SOURCE MATERIAL>
★ ★ ★ ★ ★

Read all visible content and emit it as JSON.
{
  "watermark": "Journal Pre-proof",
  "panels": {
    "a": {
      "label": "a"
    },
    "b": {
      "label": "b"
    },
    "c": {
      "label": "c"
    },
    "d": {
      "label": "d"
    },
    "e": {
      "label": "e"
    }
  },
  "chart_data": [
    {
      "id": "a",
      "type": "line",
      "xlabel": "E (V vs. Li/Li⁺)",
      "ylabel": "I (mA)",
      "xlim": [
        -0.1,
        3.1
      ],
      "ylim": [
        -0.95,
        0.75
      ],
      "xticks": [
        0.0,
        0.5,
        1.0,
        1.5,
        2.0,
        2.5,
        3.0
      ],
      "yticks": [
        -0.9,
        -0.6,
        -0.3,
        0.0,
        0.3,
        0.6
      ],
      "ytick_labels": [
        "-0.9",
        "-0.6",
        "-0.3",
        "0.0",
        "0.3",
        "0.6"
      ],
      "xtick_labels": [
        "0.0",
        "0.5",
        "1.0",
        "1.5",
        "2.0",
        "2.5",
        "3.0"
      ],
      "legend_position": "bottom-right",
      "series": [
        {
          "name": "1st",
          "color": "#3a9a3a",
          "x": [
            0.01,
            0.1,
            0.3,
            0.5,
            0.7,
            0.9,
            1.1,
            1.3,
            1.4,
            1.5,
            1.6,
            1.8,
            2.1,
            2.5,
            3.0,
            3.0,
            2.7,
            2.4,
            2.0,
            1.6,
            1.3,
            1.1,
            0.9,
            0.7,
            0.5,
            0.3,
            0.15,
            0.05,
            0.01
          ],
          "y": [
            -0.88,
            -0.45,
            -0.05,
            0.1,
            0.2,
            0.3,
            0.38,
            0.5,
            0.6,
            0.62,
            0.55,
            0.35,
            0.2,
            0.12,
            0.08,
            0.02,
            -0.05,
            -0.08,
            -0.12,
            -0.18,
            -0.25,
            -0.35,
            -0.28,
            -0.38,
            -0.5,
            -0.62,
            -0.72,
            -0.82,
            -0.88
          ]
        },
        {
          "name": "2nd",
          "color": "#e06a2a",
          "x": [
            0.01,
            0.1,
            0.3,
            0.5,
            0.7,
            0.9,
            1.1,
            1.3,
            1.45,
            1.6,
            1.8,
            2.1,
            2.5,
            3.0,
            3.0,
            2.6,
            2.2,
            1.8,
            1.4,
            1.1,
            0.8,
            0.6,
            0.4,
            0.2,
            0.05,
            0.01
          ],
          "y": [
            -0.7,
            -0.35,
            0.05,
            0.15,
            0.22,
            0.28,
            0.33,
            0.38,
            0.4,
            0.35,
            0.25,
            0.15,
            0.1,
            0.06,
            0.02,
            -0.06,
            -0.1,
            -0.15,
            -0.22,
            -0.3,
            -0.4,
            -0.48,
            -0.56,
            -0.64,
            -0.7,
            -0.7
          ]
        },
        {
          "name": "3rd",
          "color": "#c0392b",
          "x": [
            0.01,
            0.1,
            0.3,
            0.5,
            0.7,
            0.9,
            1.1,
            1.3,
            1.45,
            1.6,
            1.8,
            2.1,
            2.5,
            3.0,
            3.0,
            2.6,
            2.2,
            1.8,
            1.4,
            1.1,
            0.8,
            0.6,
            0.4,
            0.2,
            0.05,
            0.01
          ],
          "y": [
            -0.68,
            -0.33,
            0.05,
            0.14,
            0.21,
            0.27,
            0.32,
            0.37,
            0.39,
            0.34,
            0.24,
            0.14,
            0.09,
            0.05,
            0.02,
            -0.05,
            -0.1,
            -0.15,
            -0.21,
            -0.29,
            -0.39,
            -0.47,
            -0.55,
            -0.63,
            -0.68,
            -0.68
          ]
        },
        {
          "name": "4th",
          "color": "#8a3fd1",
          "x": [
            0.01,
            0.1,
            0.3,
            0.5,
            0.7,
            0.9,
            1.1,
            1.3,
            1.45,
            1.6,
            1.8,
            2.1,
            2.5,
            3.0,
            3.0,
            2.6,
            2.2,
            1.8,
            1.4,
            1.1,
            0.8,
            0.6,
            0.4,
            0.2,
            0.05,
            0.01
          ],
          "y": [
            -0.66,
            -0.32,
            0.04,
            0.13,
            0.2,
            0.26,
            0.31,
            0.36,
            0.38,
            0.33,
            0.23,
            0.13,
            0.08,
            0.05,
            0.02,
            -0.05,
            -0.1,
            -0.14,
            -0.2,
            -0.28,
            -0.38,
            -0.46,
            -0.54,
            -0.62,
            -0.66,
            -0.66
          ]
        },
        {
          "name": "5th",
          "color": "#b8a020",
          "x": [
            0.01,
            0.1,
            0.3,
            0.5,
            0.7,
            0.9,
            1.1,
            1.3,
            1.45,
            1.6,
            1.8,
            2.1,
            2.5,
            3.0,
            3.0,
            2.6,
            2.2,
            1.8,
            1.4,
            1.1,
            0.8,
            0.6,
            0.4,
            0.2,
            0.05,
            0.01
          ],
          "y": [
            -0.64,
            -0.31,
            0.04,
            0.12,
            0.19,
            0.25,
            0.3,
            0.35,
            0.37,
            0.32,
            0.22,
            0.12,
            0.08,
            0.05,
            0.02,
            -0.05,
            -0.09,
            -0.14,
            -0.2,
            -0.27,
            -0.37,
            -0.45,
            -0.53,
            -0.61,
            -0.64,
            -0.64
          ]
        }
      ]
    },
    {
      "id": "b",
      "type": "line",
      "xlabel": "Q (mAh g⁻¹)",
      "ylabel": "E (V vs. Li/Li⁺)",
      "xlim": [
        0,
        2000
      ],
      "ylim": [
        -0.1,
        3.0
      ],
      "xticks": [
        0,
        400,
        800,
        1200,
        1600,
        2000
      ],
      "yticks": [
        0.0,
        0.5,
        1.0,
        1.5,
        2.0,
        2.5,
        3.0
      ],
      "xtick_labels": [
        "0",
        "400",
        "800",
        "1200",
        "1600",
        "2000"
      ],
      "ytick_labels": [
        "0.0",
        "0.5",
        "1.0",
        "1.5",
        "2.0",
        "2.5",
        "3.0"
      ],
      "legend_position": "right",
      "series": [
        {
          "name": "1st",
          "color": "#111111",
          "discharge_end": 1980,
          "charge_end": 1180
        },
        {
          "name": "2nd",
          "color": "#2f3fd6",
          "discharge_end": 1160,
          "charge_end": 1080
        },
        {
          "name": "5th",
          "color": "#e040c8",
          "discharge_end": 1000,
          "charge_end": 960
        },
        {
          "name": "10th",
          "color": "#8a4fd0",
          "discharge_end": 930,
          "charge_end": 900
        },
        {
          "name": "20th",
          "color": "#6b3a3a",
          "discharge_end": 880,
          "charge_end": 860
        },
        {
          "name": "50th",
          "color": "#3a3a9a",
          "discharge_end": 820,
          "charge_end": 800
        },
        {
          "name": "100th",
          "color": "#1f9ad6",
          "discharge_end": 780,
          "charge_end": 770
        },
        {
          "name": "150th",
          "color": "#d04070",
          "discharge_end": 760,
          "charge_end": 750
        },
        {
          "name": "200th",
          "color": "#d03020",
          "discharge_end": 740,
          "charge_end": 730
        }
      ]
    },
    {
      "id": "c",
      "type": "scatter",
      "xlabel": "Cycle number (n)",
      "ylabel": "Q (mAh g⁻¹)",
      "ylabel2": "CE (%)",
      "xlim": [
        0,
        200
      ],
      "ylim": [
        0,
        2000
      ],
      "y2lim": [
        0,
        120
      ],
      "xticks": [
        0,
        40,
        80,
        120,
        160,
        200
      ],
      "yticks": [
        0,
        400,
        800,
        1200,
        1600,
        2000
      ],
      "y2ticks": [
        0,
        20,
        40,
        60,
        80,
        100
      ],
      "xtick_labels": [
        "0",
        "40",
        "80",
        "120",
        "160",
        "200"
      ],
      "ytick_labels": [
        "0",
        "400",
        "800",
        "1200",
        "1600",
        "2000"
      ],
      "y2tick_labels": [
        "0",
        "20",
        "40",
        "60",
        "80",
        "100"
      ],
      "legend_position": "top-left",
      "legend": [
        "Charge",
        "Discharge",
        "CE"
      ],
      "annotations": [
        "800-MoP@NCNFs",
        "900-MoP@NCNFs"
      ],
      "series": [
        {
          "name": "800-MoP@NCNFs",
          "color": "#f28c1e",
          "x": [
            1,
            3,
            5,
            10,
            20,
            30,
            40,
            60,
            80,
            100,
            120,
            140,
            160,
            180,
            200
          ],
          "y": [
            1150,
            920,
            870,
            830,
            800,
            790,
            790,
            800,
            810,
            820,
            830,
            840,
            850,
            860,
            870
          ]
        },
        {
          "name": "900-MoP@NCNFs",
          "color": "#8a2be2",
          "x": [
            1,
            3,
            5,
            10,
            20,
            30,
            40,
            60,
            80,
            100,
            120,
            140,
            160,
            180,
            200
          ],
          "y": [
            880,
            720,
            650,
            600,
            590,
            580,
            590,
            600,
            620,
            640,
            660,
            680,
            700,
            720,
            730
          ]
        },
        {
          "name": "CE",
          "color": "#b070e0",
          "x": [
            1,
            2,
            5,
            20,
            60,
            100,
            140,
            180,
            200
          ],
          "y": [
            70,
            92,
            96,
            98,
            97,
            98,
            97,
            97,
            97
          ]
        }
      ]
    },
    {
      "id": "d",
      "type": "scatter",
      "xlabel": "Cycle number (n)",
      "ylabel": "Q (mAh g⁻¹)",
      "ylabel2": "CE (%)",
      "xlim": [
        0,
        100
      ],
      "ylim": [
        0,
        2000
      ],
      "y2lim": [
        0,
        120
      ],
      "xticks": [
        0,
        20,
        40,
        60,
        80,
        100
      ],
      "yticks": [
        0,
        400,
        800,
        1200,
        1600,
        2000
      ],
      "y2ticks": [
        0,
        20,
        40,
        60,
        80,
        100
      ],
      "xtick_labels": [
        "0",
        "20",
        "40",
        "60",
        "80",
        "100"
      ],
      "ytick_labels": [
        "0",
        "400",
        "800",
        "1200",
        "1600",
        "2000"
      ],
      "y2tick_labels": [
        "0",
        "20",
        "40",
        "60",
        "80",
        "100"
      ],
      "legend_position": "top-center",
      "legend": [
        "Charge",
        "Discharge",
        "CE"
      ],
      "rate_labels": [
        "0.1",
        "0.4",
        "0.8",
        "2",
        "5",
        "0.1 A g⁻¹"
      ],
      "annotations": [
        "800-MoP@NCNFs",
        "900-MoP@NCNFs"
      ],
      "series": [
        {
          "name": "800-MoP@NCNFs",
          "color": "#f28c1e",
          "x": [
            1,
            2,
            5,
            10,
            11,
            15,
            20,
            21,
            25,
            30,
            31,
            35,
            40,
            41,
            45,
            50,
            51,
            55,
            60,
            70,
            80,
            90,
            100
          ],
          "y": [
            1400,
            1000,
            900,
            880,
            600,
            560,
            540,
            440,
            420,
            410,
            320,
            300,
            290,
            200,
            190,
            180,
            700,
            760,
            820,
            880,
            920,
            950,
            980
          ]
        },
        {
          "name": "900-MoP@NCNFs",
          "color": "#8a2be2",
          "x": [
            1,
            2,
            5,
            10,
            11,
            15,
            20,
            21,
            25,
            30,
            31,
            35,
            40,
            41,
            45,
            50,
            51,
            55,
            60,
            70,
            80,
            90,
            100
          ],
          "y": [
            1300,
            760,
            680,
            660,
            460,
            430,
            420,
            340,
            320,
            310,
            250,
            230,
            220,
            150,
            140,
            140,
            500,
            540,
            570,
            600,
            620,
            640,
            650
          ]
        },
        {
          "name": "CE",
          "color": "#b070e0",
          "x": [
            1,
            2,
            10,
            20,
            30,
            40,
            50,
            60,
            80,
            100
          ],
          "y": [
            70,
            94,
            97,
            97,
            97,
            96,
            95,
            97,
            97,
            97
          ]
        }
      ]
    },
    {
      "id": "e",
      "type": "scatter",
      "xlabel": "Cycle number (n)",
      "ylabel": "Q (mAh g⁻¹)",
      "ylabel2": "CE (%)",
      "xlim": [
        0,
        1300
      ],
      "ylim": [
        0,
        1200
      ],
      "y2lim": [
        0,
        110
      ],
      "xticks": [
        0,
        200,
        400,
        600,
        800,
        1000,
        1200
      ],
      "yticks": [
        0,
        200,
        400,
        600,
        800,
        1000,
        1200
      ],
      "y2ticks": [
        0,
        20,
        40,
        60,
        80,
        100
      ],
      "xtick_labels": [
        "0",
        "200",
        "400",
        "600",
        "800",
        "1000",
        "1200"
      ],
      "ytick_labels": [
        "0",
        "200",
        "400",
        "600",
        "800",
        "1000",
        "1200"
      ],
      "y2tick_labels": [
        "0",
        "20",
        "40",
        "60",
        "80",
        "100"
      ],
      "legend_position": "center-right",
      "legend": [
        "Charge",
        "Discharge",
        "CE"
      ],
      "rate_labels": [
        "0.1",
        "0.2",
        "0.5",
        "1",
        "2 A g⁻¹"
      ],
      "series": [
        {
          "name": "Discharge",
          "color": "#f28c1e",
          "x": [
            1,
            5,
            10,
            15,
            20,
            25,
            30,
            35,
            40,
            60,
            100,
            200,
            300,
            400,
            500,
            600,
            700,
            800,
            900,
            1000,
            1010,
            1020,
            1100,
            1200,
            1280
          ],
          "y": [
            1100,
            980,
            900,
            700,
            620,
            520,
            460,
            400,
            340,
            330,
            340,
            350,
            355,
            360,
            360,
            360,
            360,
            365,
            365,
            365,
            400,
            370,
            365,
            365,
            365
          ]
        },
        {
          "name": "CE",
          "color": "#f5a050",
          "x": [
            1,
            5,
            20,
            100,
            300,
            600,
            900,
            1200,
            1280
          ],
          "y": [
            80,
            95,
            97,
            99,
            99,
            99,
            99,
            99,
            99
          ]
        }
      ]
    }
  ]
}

★ ★ ★ ★ ★

GIVEN PROBLEM> Report how many lines of the listing hold the word "right", with nothing but the number.

SOLUTION TO THIS EXERCISE> 3